_SET PROBLEM:_
State how many lines of the listing below include the word "bariéra". Give only the number.

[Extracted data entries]
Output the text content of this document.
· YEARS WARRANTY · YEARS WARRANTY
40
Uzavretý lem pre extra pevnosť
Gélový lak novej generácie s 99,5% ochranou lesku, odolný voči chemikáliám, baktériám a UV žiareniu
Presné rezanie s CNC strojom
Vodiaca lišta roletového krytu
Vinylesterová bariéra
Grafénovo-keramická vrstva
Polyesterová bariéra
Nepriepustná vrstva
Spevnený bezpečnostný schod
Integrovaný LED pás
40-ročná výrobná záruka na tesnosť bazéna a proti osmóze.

_RESPONSE BELOW:_
2